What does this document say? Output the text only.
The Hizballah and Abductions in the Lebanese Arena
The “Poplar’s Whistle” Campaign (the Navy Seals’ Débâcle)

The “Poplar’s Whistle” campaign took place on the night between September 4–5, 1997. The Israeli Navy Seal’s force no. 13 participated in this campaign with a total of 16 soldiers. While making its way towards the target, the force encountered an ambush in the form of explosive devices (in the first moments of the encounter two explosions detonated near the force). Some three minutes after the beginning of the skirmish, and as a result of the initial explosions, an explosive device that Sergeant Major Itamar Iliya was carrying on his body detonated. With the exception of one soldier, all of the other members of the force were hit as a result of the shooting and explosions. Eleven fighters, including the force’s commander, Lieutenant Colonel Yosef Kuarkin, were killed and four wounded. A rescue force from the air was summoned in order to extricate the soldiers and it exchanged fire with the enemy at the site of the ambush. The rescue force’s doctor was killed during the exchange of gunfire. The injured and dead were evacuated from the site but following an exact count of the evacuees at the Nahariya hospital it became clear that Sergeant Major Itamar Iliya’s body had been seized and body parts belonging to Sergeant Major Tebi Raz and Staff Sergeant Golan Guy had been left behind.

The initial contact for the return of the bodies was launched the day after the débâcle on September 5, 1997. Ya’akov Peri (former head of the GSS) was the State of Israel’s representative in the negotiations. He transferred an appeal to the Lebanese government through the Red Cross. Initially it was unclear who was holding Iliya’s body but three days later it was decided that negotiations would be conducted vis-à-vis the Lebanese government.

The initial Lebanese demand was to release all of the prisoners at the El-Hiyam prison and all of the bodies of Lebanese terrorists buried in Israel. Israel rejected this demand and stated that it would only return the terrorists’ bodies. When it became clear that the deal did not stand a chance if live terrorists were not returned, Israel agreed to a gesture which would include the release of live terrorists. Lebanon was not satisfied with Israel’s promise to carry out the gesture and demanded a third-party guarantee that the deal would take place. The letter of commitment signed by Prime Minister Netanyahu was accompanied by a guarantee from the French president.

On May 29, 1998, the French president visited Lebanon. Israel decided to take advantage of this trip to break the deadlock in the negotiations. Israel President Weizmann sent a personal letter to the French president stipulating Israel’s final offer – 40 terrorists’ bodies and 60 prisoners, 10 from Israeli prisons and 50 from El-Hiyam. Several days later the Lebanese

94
====
## To do
Could you transcribe the records in full, exactly?

## Answer to the task
What does this document say? Output the text only.
The Hizballah and Abductions in the Lebanese Arena
The “Poplar’s Whistle” Campaign (the Navy Seals’ Débâcle)

The “Poplar’s Whistle” campaign took place on the night between September 4–5, 1997. The Israeli Navy Seal’s force no. 13 participated in this campaign with a total of 16 soldiers. While making its way towards the target, the force encountered an ambush in the form of explosive devices (in the first moments of the encounter two explosions detonated near the force). Some three minutes after the beginning of the skirmish, and as a result of the initial explosions, an explosive device that Sergeant Major Itamar Iliya was carrying on his body detonated. With the exception of one soldier, all of the other members of the force were hit as a result of the shooting and explosions. Eleven fighters, including the force’s commander, Lieutenant Colonel Yosef Kuarkin, were killed and four wounded. A rescue force from the air was summoned in order to extricate the soldiers and it exchanged fire with the enemy at the site of the ambush. The rescue force’s doctor was killed during the exchange of gunfire. The injured and dead were evacuated from the site but following an exact count of the evacuees at the Nahariya hospital it became clear that Sergeant Major Itamar Iliya’s body had been seized and body parts belonging to Sergeant Major Tebi Raz and Staff Sergeant Golan Guy had been left behind.

The initial contact for the return of the bodies was launched the day after the débâcle on September 5, 1997. Ya’akov Peri (former head of the GSS) was the State of Israel’s representative in the negotiations. He transferred an appeal to the Lebanese government through the Red Cross. Initially it was unclear who was holding Iliya’s body but three days later it was decided that negotiations would be conducted vis-à-vis the Lebanese government.

The initial Lebanese demand was to release all of the prisoners at the El-Hiyam prison and all of the bodies of Lebanese terrorists buried in Israel. Israel rejected this demand and stated that it would only return the terrorists’ bodies. When it became clear that the deal did not stand a chance if live terrorists were not returned, Israel agreed to a gesture which would include the release of live terrorists. Lebanon was not satisfied with Israel’s promise to carry out the gesture and demanded a third-party guarantee that the deal would take place. The letter of commitment signed by Prime Minister Netanyahu was accompanied by a guarantee from the French president.

On May 29, 1998, the French president visited Lebanon. Israel decided to take advantage of this trip to break the deadlock in the negotiations. Israel President Weizmann sent a personal letter to the French president stipulating Israel’s final offer – 40 terrorists’ bodies and 60 prisoners, 10 from Israeli prisons and 50 from El-Hiyam. Several days later the Lebanese

94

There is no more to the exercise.